** Start of Available data **
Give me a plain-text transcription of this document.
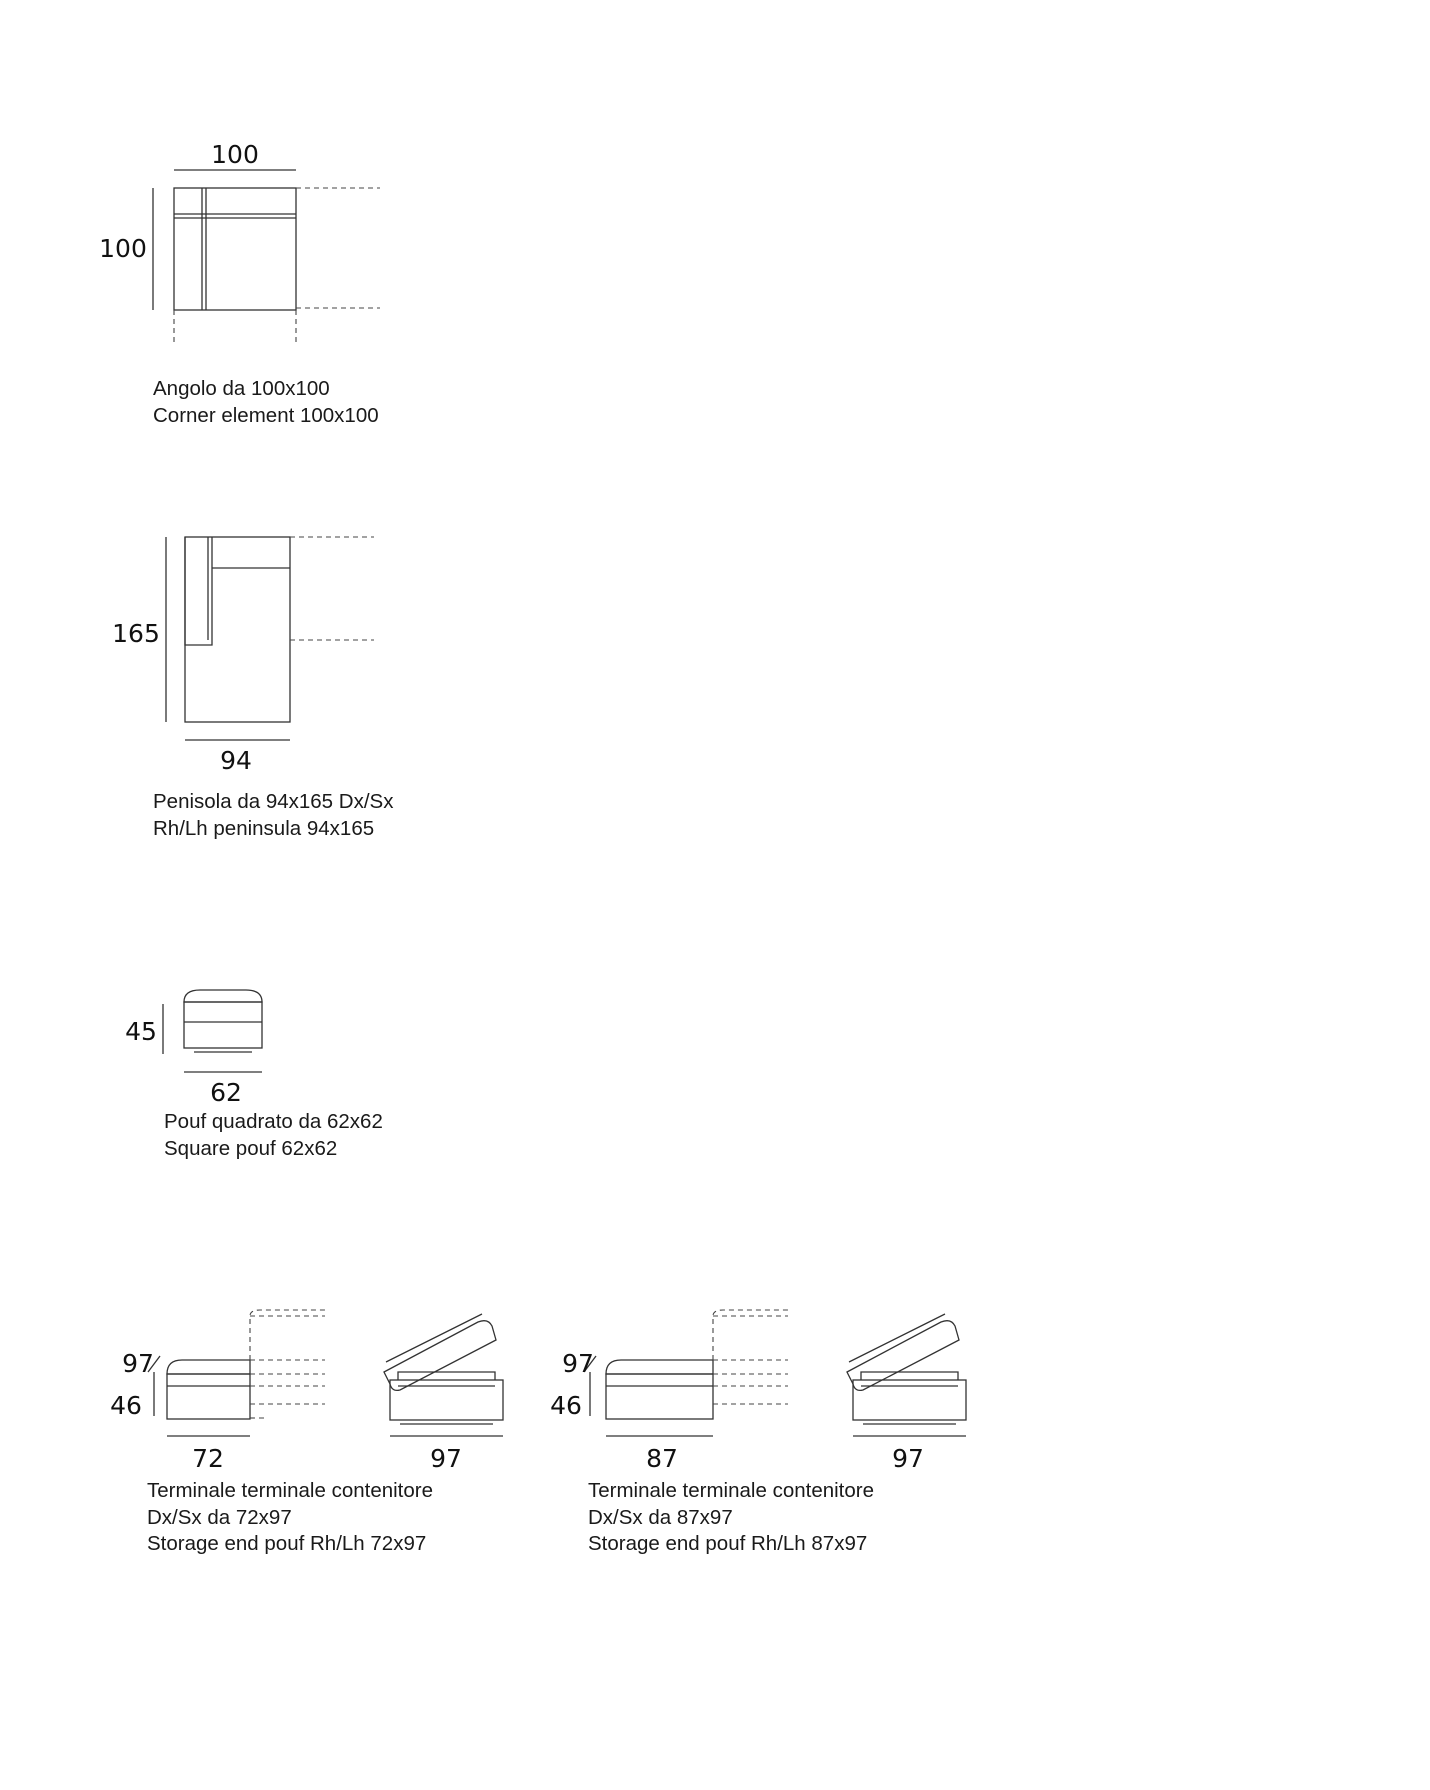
100
100
165
94
45
62
97
46
72	97
97
46
87	97
Angolo da 100x100
Corner element 100x100
Penisola da 94x165 Dx/Sx
Rh/Lh peninsula 94x165
Pouf quadrato da 62x62
Square pouf 62x62
Terminale terminale contenitore
Dx/Sx da 72x97
Storage end pouf Rh/Lh 72x97
Terminale terminale contenitore
Dx/Sx da 87x97
Storage end pouf Rh/Lh 87x97
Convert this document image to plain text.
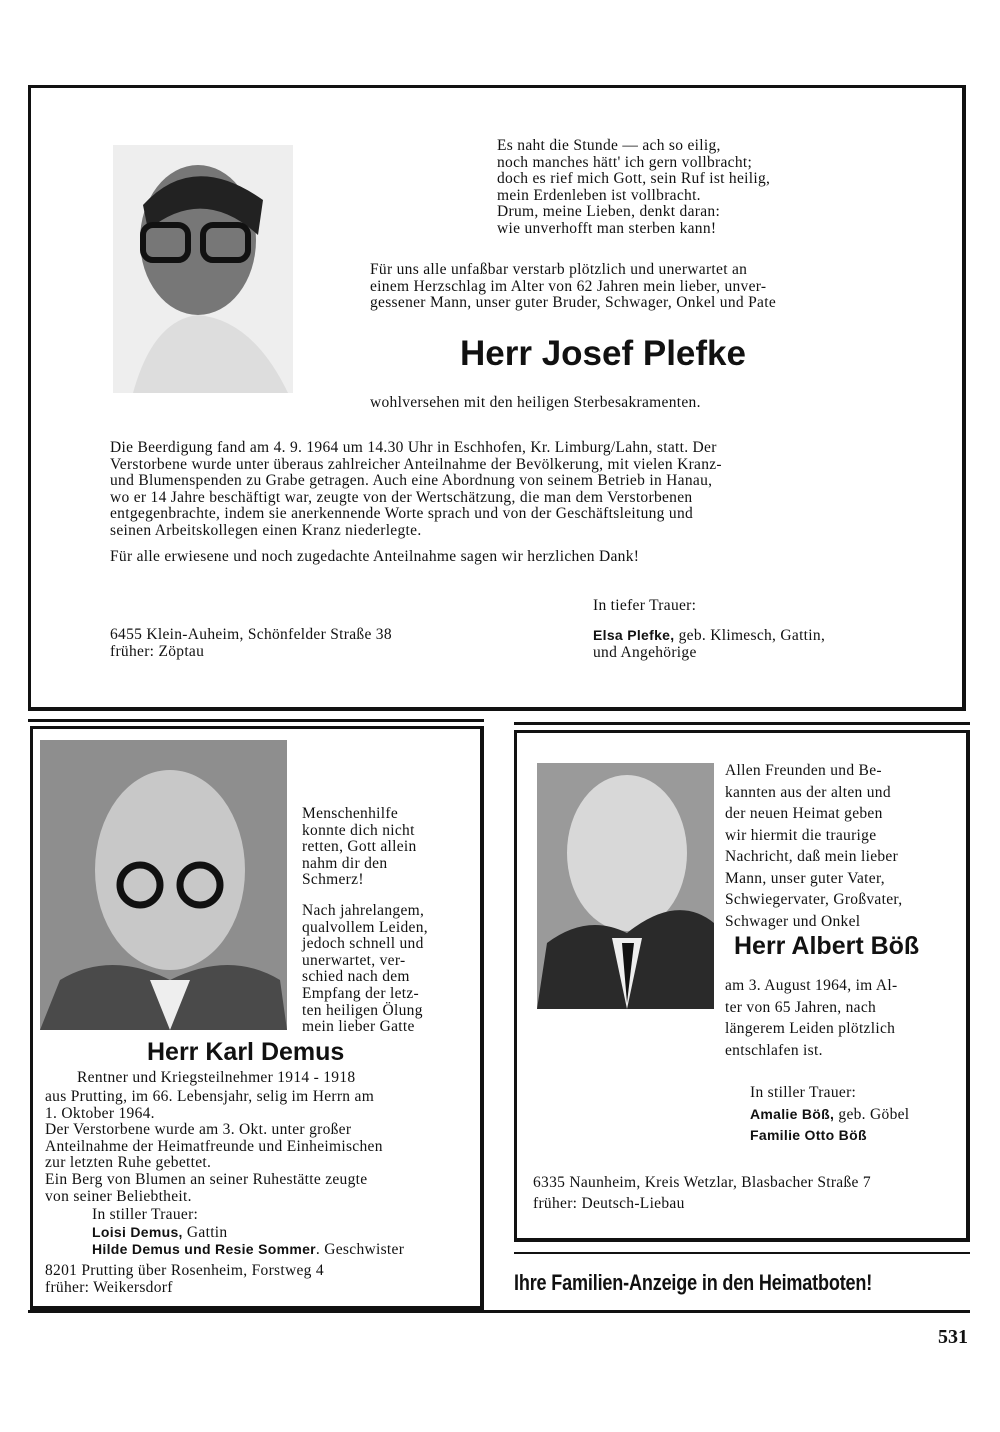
Es naht die Stunde — ach so eilig,
noch manches hätt' ich gern vollbracht;
doch es rief mich Gott, sein Ruf ist heilig,
mein Erdenleben ist vollbracht.
Drum, meine Lieben, denkt daran:
wie unverhofft man sterben kann!
Für uns alle unfaßbar verstarb plötzlich und unerwartet an
einem Herzschlag im Alter von 62 Jahren mein lieber, unver-
gessener Mann, unser guter Bruder, Schwager, Onkel und Pate
Herr Josef Plefke
wohlversehen mit den heiligen Sterbesakramenten.
Die Beerdigung fand am 4. 9. 1964 um 14.30 Uhr in Eschhofen, Kr. Limburg/Lahn, statt. Der
Verstorbene wurde unter überaus zahlreicher Anteilnahme der Bevölkerung, mit vielen Kranz-
und Blumenspenden zu Grabe getragen. Auch eine Abordnung von seinem Betrieb in Hanau,
wo er 14 Jahre beschäftigt war, zeugte von der Wertschätzung, die man dem Verstorbenen
entgegenbrachte, indem sie anerkennende Worte sprach und von der Geschäftsleitung und
seinen Arbeitskollegen einen Kranz niederlegte.
Für alle erwiesene und noch zugedachte Anteilnahme sagen wir herzlichen Dank!
In tiefer Trauer:
6455 Klein-Auheim, Schönfelder Straße 38
früher: Zöptau
Elsa Plefke, geb. Klimesch, Gattin,
und Angehörige
Menschenhilfe
konnte dich nicht
retten, Gott allein
nahm dir den
Schmerz!
Nach jahrelangem,
qualvollem Leiden,
jedoch schnell und
unerwartet, ver-
schied nach dem
Empfang der letz-
ten heiligen Ölung
mein lieber Gatte
Herr Karl Demus
Rentner und Kriegsteilnehmer 1914 - 1918
aus Prutting, im 66. Lebensjahr, selig im Herrn am
1. Oktober 1964.
Der Verstorbene wurde am 3. Okt. unter großer
Anteilnahme der Heimatfreunde und Einheimischen
zur letzten Ruhe gebettet.
Ein Berg von Blumen an seiner Ruhestätte zeugte
von seiner Beliebtheit.
In stiller Trauer:
Loisi Demus, Gattin
Hilde Demus und Resie Sommer. Geschwister
8201 Prutting über Rosenheim, Forstweg 4
früher: Weikersdorf
Allen Freunden und Be-
kannten aus der alten und
der neuen Heimat geben
wir hiermit die traurige
Nachricht, daß mein lieber
Mann, unser guter Vater,
Schwiegervater, Großvater,
Schwager und Onkel
Herr Albert Böß
am 3. August 1964, im Al-
ter von 65 Jahren, nach
längerem Leiden plötzlich
entschlafen ist.
In stiller Trauer:
Amalie Böß, geb. Göbel
Familie Otto Böß
6335 Naunheim, Kreis Wetzlar, Blasbacher Straße 7
früher: Deutsch-Liebau
Ihre Familien-Anzeige in den Heimatboten!
531
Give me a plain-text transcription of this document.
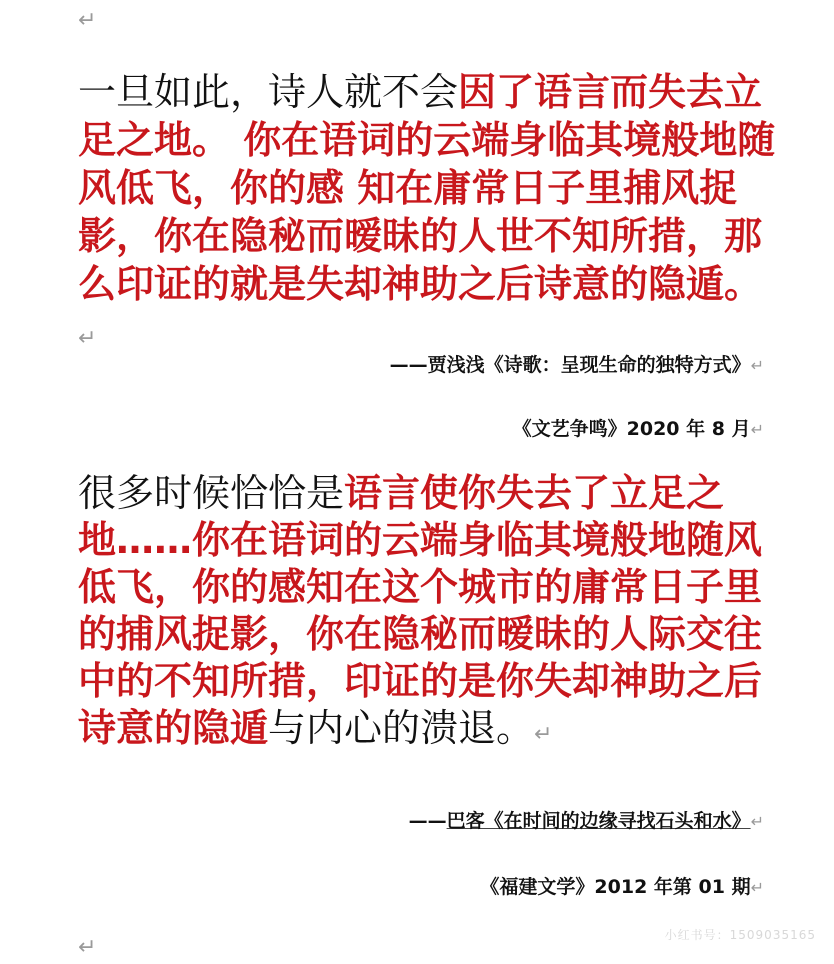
↵
一旦如此，诗人就不会因了语言而失去立足之地。 你在语词的云端身临其境般地随风低飞，你的感 知在庸常日子里捕风捉影，你在隐秘而暧昧的人世不知所措，那么印证的就是失却神助之后诗意的隐遁。↵
——贾浅浅《诗歌：呈现生命的独特方式》↵
《文艺争鸣》2020 年 8 月↵
很多时候恰恰是语言使你失去了立足之地……你在语词的云端身临其境般地随风低飞，你的感知在这个城市的庸常日子里的捕风捉影，你在隐秘而暧昧的人际交往中的不知所措，印证的是你失却神助之后诗意的隐遁与内心的溃退。↵
——巴客《在时间的边缘寻找石头和水》↵
《福建文学》2012 年第 01 期↵
↵	小红书号：1509035165
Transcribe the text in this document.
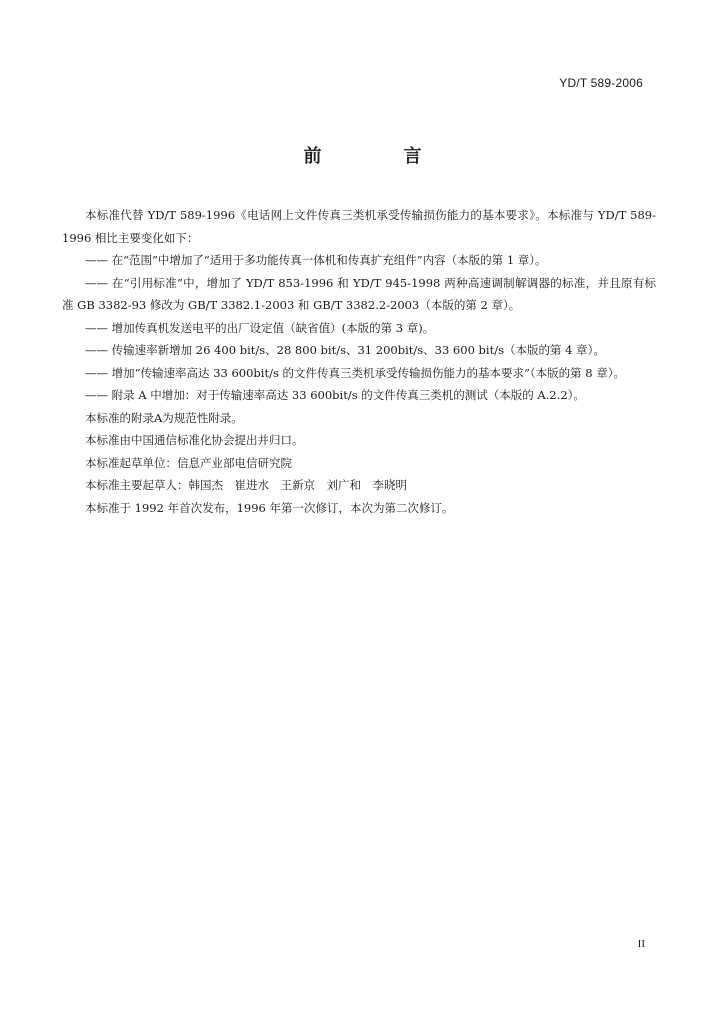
YD/T 589-2006
前　言

本标准代替 YD/T 589-1996《电话网上文件传真三类机承受传输损伤能力的基本要求》。本标准与 YD/T 589-1996 相比主要变化如下：

—— 在“范围”中增加了“适用于多功能传真一体机和传真扩充组件”内容（本版的第 1 章）。

—— 在“引用标准”中，增加了 YD/T 853-1996 和 YD/T 945-1998 两种高速调制解调器的标准，并且原有标准 GB 3382-93 修改为 GB/T 3382.1-2003 和 GB/T 3382.2-2003（本版的第 2 章）。

—— 增加传真机发送电平的出厂设定值（缺省值）(本版的第 3 章)。

—— 传输速率新增加 26 400 bit/s、28 800 bit/s、31 200bit/s、33 600 bit/s（本版的第 4 章）。

—— 增加“传输速率高达 33 600bit/s 的文件传真三类机承受传输损伤能力的基本要求”（本版的第 8 章）。

—— 附录 A 中增加：对于传输速率高达 33 600bit/s 的文件传真三类机的测试（本版的 A.2.2）。

本标准的附录A为规范性附录。

本标准由中国通信标准化协会提出并归口。

本标准起草单位：信息产业部电信研究院

本标准主要起草人：韩国杰　崔进水　王新京　刘广和　李晓明

本标准于 1992 年首次发布，1996 年第一次修订，本次为第二次修订。

II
** End of Available data **
Output an exact copy of the lines from the one with "Transcribe the text in this document." through the closing line of the records, inclusive, without any images.

Transcribe the text in this document.
YD/T 589-2006
前　言

本标准代替 YD/T 589-1996《电话网上文件传真三类机承受传输损伤能力的基本要求》。本标准与 YD/T 589-1996 相比主要变化如下：

—— 在“范围”中增加了“适用于多功能传真一体机和传真扩充组件”内容（本版的第 1 章）。

—— 在“引用标准”中，增加了 YD/T 853-1996 和 YD/T 945-1998 两种高速调制解调器的标准，并且原有标准 GB 3382-93 修改为 GB/T 3382.1-2003 和 GB/T 3382.2-2003（本版的第 2 章）。

—— 增加传真机发送电平的出厂设定值（缺省值）(本版的第 3 章)。

—— 传输速率新增加 26 400 bit/s、28 800 bit/s、31 200bit/s、33 600 bit/s（本版的第 4 章）。

—— 增加“传输速率高达 33 600bit/s 的文件传真三类机承受传输损伤能力的基本要求”（本版的第 8 章）。

—— 附录 A 中增加：对于传输速率高达 33 600bit/s 的文件传真三类机的测试（本版的 A.2.2）。

本标准的附录A为规范性附录。

本标准由中国通信标准化协会提出并归口。

本标准起草单位：信息产业部电信研究院

本标准主要起草人：韩国杰　崔进水　王新京　刘广和　李晓明

本标准于 1992 年首次发布，1996 年第一次修订，本次为第二次修订。

II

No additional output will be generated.